▶ **Instruction A**
Translate this sentence from the tax assessment excerpt into Spanish: "The Hongo Company Limited, Japan was having 95% share holding in the assessee company and Siel Limited, New Delhi at 5%."

▶ **Document segment**
3.    The assessee Company is engaged in manufacturing of sheet metal
through pressed, welded penal and sub-assemblies parts for auto mobiles and
other equipments design, manufacturing of mobile forming, dies, welding jigs
and inspection fixture. The Hongo Company Limited, Japan was having 95%
share holding in the assessee company and Siel Limited, New Delhi at 5%.
During the year under consideration, the assessee showed the sales operating
income at Rs. 56,19,73,199/-, other income of Rs.1,05,385/- as against of
Rs.51,90,18,622/- and Rs. 1,02,418/- respectively of previous year. Against
which, the assessee claim total expenditure of Rs.49,99,82,082/- and disclosed
book profit of Rs.7,44,71,164/- as against Rs.4,50,28,230/- after claiming
expenditure of Rs.47,57,88,017/- for the previous year.

▶ **Instruction B**
Retype the rows below, starting with the first row and ending with the line that contains "quote-attribution: Steven E. Frischling — [158, 105, 211, 112]", both included.

▶ **Provided entries**
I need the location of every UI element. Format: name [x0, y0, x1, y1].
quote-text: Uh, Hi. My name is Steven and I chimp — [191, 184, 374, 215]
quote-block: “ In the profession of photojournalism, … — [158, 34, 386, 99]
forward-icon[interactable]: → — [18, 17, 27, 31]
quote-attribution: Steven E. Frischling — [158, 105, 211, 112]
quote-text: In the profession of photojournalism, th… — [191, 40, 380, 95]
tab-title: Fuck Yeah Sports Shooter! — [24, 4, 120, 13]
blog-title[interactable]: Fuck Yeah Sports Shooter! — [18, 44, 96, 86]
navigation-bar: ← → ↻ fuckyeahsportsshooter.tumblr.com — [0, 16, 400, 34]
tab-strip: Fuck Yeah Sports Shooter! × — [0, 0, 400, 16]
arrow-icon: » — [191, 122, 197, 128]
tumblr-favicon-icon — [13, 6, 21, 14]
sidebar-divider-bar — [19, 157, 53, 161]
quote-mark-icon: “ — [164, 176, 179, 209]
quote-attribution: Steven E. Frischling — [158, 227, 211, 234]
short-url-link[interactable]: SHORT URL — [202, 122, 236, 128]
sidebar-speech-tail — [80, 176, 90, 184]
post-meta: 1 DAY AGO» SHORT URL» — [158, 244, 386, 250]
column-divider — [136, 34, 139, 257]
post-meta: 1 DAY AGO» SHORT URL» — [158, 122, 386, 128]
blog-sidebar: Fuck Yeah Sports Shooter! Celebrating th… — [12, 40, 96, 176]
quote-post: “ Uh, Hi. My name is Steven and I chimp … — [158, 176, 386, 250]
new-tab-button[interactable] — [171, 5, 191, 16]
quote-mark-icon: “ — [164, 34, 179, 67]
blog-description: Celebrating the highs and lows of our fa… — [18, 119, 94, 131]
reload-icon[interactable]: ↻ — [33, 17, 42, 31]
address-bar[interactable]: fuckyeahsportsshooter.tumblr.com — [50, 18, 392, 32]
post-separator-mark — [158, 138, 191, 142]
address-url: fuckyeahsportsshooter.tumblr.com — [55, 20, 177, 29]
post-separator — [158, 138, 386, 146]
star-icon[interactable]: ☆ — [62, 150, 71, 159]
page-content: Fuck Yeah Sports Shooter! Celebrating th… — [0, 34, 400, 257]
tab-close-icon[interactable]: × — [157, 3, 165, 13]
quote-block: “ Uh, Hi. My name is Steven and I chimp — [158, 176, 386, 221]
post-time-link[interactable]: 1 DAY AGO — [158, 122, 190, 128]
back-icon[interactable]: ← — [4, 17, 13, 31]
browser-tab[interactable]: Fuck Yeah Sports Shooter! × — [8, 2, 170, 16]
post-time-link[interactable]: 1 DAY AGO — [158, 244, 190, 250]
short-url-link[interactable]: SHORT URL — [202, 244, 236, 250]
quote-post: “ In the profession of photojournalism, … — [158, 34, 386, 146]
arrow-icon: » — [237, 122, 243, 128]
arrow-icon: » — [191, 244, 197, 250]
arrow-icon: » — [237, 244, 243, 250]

▶ **Correct answer A**
The Hongo Company Limited, Japón, tenía una participación accionaria del 95 % en la empresa contribuyente, y Siel Limited, Nueva Delhi, del 5 %.

▶ **Correct answer B**
I need the location of every UI element. Format: name [x0, y0, x1, y1].
quote-text: Uh, Hi. My name is Steven and I chimp — [191, 184, 374, 215]
quote-block: “ In the profession of photojournalism, … — [158, 34, 386, 99]
forward-icon[interactable]: → — [18, 17, 27, 31]
quote-attribution: Steven E. Frischling — [158, 105, 211, 112]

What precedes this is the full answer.